- WORK INSTRUCTIONS
Repeat every entry word for word, but leave the images out of your copy.

- Stored entries
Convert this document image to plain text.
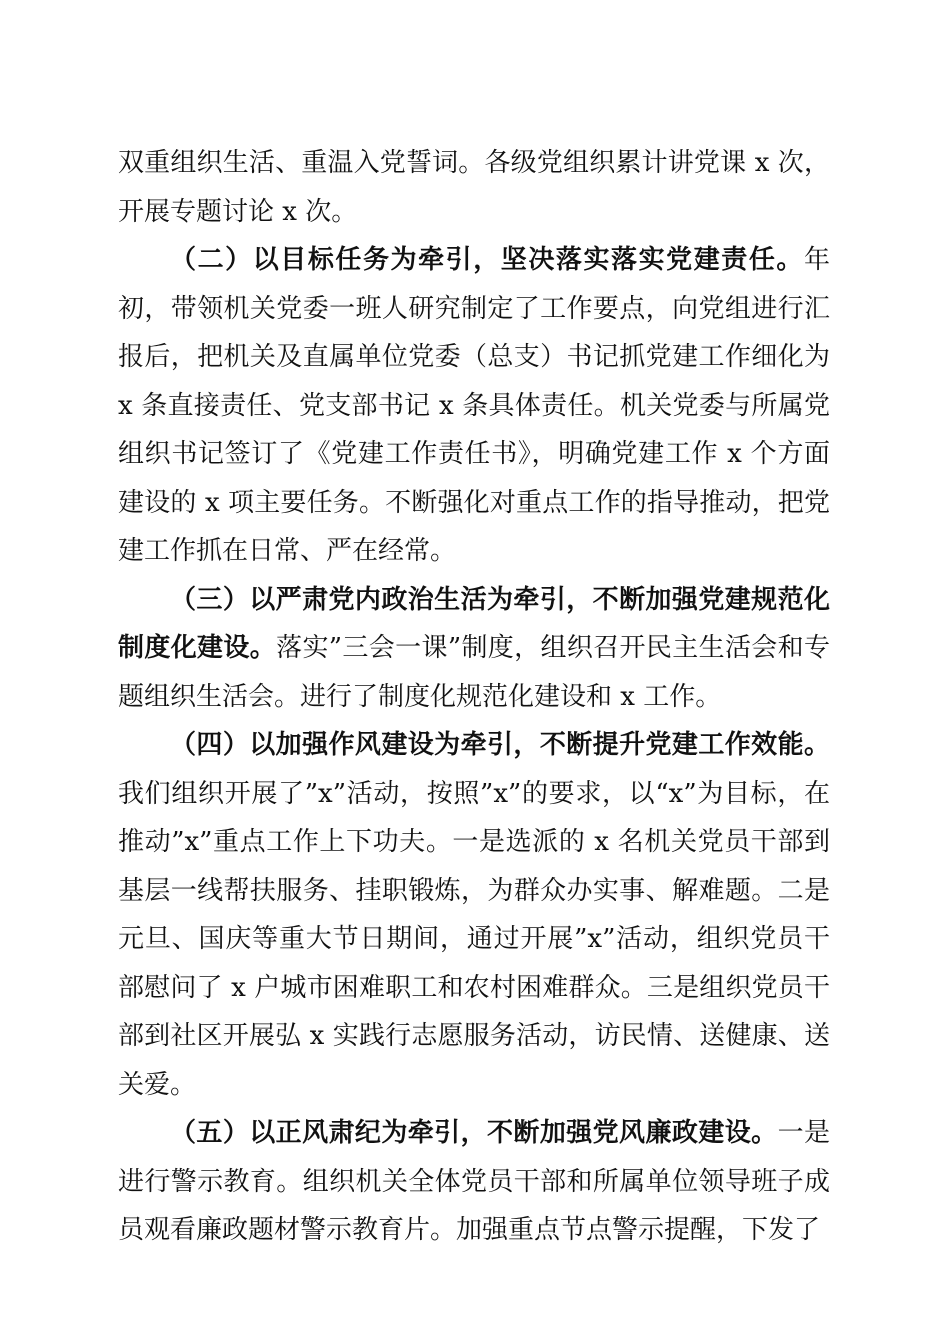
双重组织生活、重温入党誓词。各级党组织累计讲党课 x 次，开展专题讨论 x 次。

（二）以目标任务为牵引，坚决落实落实党建责任。年初，带领机关党委一班人研究制定了工作要点，向党组进行汇报后，把机关及直属单位党委（总支）书记抓党建工作细化为 x 条直接责任、党支部书记 x 条具体责任。机关党委与所属党组织书记签订了《党建工作责任书》，明确党建工作 x 个方面建设的 x 项主要任务。不断强化对重点工作的指导推动，把党建工作抓在日常、严在经常。

（三）以严肃党内政治生活为牵引，不断加强党建规范化制度化建设。落实”三会一课”制度，组织召开民主生活会和专题组织生活会。进行了制度化规范化建设和 x 工作。

（四）以加强作风建设为牵引，不断提升党建工作效能。我们组织开展了”x”活动，按照”x”的要求，以“x”为目标，在推动”x”重点工作上下功夫。一是选派的 x 名机关党员干部到基层一线帮扶服务、挂职锻炼，为群众办实事、解难题。二是元旦、国庆等重大节日期间，通过开展”x”活动，组织党员干部慰问了 x 户城市困难职工和农村困难群众。三是组织党员干部到社区开展弘 x 实践行志愿服务活动，访民情、送健康、送关爱。

（五）以正风肃纪为牵引，不断加强党风廉政建设。一是进行警示教育。组织机关全体党员干部和所属单位领导班子成员观看廉政题材警示教育片。加强重点节点警示提醒，下发了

- COMPLETE OUTPUT
Convert this document image to plain text.
双重组织生活、重温入党誓词。各级党组织累计讲党课 x 次，开展专题讨论 x 次。

（二）以目标任务为牵引，坚决落实落实党建责任。年初，带领机关党委一班人研究制定了工作要点，向党组进行汇报后，把机关及直属单位党委（总支）书记抓党建工作细化为 x 条直接责任、党支部书记 x 条具体责任。机关党委与所属党组织书记签订了《党建工作责任书》，明确党建工作 x 个方面建设的 x 项主要任务。不断强化对重点工作的指导推动，把党建工作抓在日常、严在经常。

（三）以严肃党内政治生活为牵引，不断加强党建规范化制度化建设。落实”三会一课”制度，组织召开民主生活会和专题组织生活会。进行了制度化规范化建设和 x 工作。

（四）以加强作风建设为牵引，不断提升党建工作效能。我们组织开展了”x”活动，按照”x”的要求，以“x”为目标，在推动”x”重点工作上下功夫。一是选派的 x 名机关党员干部到基层一线帮扶服务、挂职锻炼，为群众办实事、解难题。二是元旦、国庆等重大节日期间，通过开展”x”活动，组织党员干部慰问了 x 户城市困难职工和农村困难群众。三是组织党员干部到社区开展弘 x 实践行志愿服务活动，访民情、送健康、送关爱。

（五）以正风肃纪为牵引，不断加强党风廉政建设。一是进行警示教育。组织机关全体党员干部和所属单位领导班子成员观看廉政题材警示教育片。加强重点节点警示提醒，下发了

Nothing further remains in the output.